Stored dataset items:
+---+

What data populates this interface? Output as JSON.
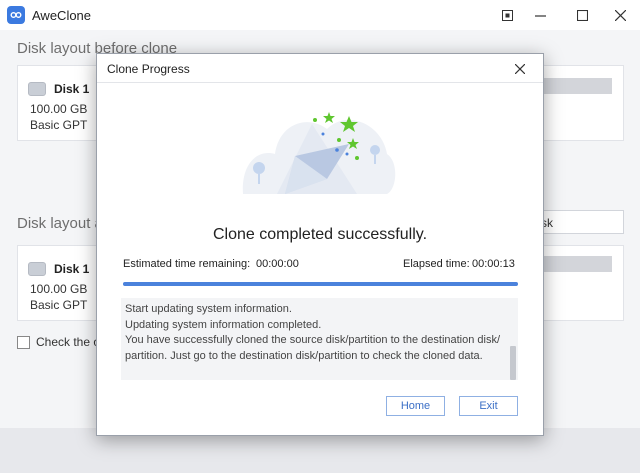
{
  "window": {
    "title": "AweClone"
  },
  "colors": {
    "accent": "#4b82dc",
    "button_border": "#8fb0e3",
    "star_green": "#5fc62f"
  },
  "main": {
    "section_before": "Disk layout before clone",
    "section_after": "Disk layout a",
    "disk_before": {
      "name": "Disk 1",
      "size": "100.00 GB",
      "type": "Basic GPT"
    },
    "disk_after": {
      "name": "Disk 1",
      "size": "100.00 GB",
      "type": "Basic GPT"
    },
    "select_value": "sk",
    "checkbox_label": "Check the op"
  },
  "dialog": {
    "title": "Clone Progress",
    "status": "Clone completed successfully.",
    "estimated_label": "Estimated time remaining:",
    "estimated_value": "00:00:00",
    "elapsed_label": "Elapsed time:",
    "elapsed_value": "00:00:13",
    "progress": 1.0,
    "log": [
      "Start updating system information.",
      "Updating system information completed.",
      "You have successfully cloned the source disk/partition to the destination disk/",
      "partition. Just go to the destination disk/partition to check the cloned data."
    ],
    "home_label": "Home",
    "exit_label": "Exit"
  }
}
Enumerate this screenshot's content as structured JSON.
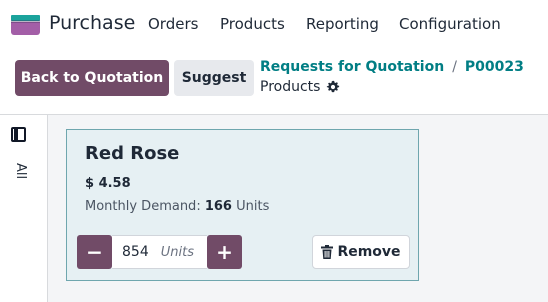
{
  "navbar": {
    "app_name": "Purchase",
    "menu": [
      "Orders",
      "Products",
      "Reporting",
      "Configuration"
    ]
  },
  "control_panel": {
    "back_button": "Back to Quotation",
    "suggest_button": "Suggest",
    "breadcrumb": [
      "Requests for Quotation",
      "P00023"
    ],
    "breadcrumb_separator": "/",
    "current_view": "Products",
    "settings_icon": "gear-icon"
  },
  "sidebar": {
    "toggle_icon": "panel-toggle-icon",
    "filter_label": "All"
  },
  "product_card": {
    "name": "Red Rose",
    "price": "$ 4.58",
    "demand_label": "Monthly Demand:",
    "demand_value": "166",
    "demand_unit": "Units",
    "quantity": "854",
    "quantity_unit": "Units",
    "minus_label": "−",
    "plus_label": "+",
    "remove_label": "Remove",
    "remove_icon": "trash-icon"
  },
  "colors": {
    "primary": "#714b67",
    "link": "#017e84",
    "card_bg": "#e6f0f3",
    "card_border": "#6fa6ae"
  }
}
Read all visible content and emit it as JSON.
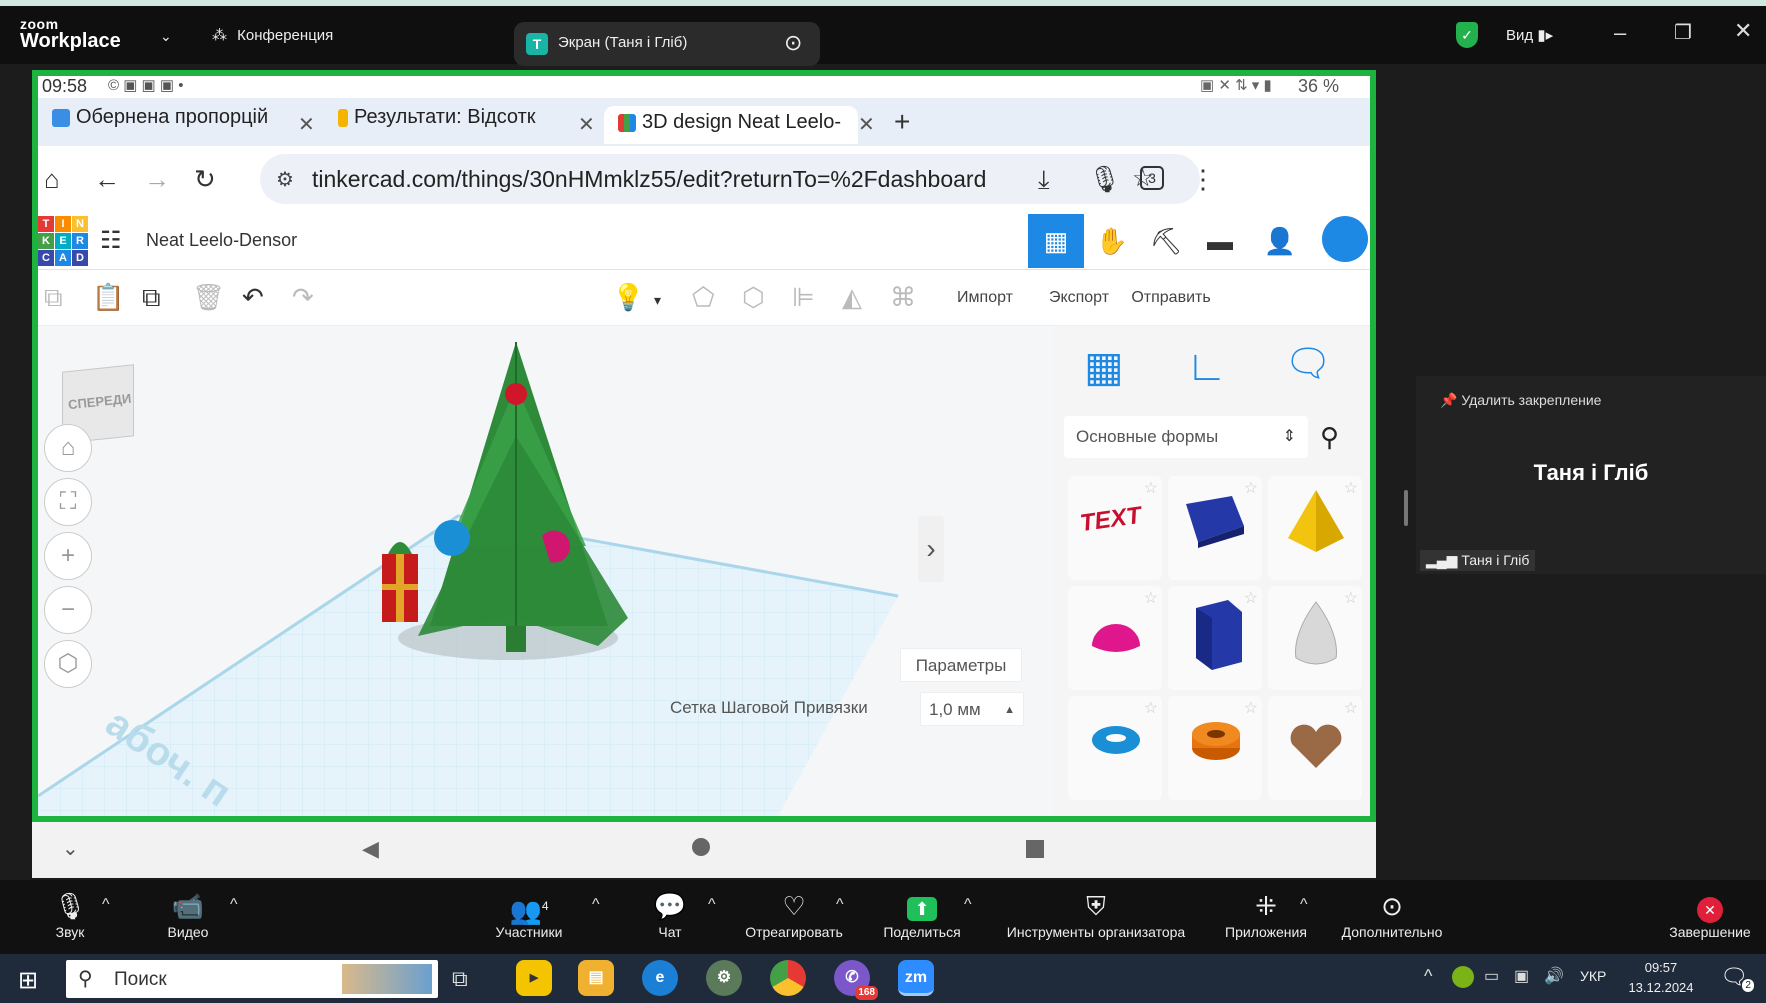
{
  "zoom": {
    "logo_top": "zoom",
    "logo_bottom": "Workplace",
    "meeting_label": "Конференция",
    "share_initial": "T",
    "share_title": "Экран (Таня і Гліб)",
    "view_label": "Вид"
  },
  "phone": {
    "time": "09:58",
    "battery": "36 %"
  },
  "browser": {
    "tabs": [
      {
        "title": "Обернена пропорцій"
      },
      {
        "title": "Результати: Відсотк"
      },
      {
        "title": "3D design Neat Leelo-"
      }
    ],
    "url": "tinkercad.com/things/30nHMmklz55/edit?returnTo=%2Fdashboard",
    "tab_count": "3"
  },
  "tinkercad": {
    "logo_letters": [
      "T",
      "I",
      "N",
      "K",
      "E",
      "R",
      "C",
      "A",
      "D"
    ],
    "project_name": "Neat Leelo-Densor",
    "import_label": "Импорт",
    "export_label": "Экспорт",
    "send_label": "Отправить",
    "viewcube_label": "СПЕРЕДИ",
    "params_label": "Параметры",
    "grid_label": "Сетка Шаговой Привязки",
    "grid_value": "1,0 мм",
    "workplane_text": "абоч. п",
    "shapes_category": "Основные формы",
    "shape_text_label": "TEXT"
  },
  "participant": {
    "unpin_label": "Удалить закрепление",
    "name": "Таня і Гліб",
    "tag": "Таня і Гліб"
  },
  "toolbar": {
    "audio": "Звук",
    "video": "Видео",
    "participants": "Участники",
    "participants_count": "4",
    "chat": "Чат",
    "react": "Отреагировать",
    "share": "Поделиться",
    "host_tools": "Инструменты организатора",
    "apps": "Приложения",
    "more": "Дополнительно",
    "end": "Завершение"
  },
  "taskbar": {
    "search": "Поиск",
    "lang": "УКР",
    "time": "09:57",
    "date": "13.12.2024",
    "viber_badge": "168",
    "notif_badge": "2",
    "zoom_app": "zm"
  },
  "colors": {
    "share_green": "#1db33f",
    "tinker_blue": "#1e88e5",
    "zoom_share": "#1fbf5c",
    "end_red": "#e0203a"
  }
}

+---+

### EXERCISE TASK
Tell how many lines in the material above include the word "Quotation", giving the number only.

### RIGHT ANSWER
2